* Begin Listing *

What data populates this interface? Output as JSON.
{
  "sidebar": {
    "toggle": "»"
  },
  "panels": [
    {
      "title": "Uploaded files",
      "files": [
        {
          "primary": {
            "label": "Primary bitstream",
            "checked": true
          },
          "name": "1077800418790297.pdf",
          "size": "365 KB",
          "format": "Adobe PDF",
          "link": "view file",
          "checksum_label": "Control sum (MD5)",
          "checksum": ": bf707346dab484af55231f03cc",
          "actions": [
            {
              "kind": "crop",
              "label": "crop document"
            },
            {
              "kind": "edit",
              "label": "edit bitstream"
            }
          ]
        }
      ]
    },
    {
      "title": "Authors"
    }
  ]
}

* End Listing *
* Begin Listing *

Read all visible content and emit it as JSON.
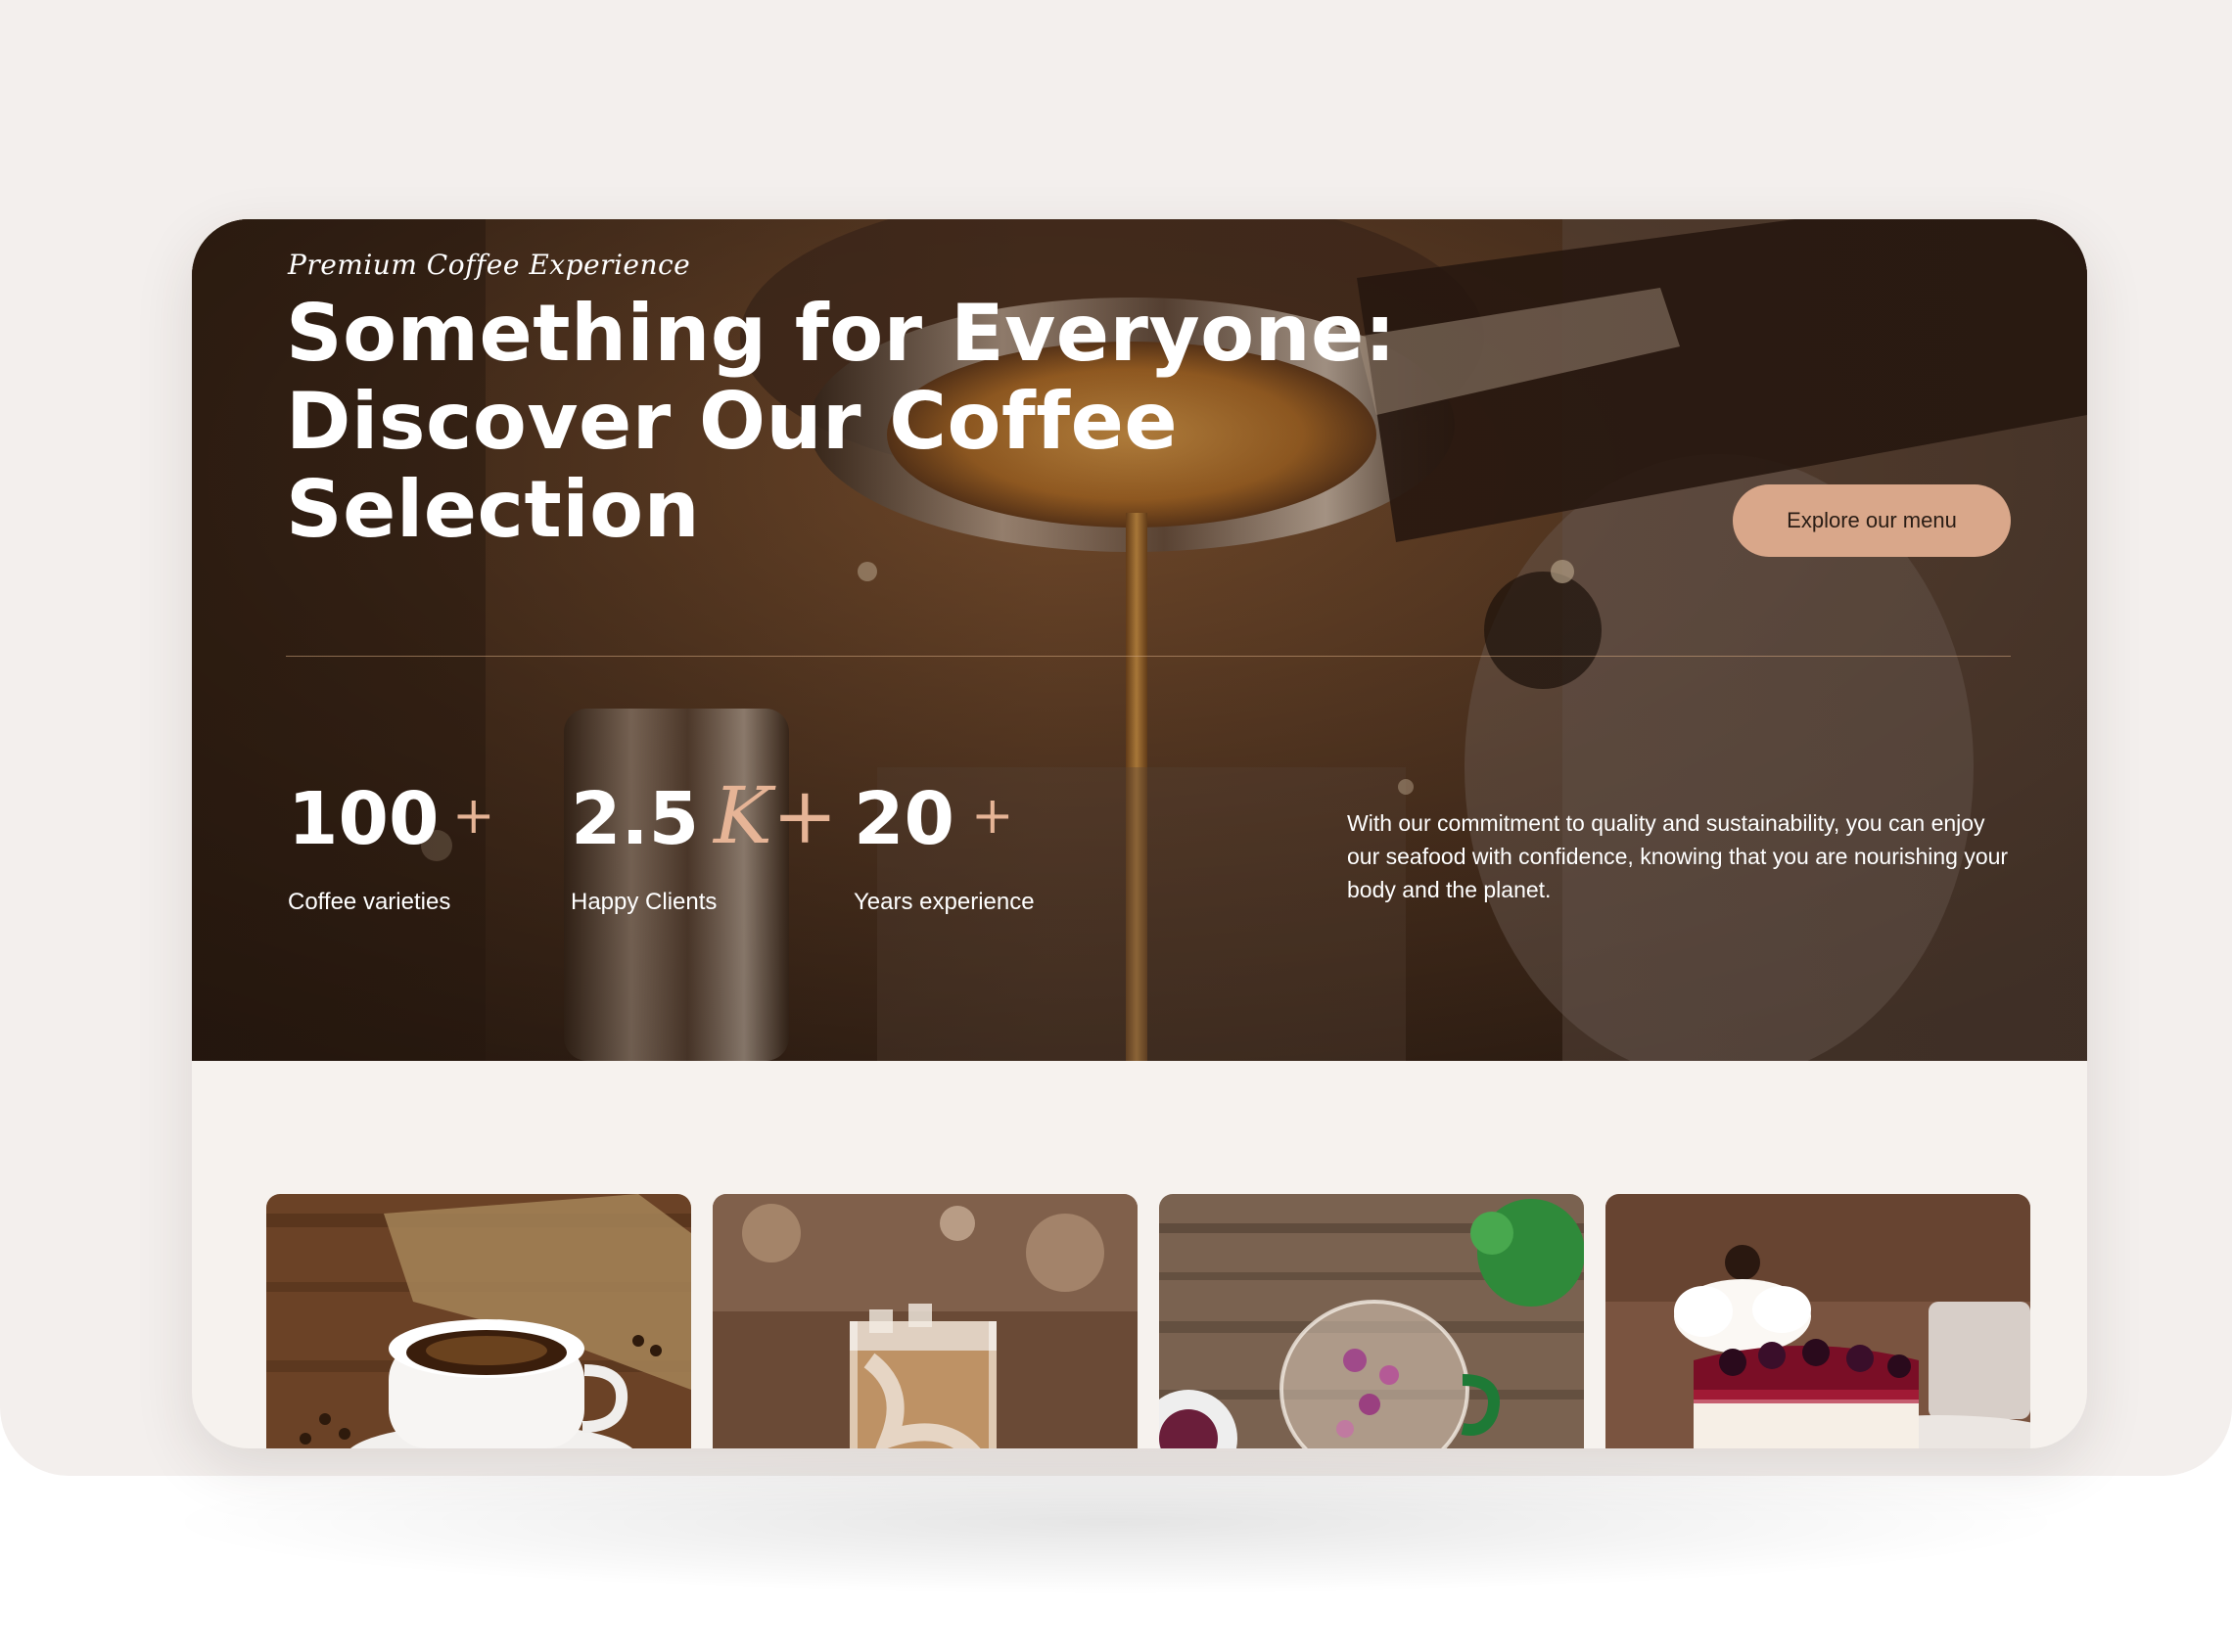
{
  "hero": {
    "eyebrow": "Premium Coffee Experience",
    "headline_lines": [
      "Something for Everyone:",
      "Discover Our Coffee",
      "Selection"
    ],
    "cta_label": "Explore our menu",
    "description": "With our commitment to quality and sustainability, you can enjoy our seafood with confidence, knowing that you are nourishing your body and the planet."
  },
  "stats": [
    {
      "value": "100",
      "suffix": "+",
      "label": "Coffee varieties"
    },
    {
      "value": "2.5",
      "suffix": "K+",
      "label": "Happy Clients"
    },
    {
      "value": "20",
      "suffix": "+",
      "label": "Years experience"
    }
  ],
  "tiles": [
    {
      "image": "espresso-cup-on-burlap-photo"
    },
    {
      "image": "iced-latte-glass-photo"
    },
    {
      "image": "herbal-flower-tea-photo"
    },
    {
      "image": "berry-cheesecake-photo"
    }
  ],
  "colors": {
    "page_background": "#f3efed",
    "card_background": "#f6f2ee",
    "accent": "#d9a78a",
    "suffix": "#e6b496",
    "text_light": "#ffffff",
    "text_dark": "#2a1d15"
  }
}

* End Listing *

## Requirement
Go through the entries above and copy every line containing "bitstream".

## Written solution
            "label": "Primary bitstream",
              "label": "edit bitstream"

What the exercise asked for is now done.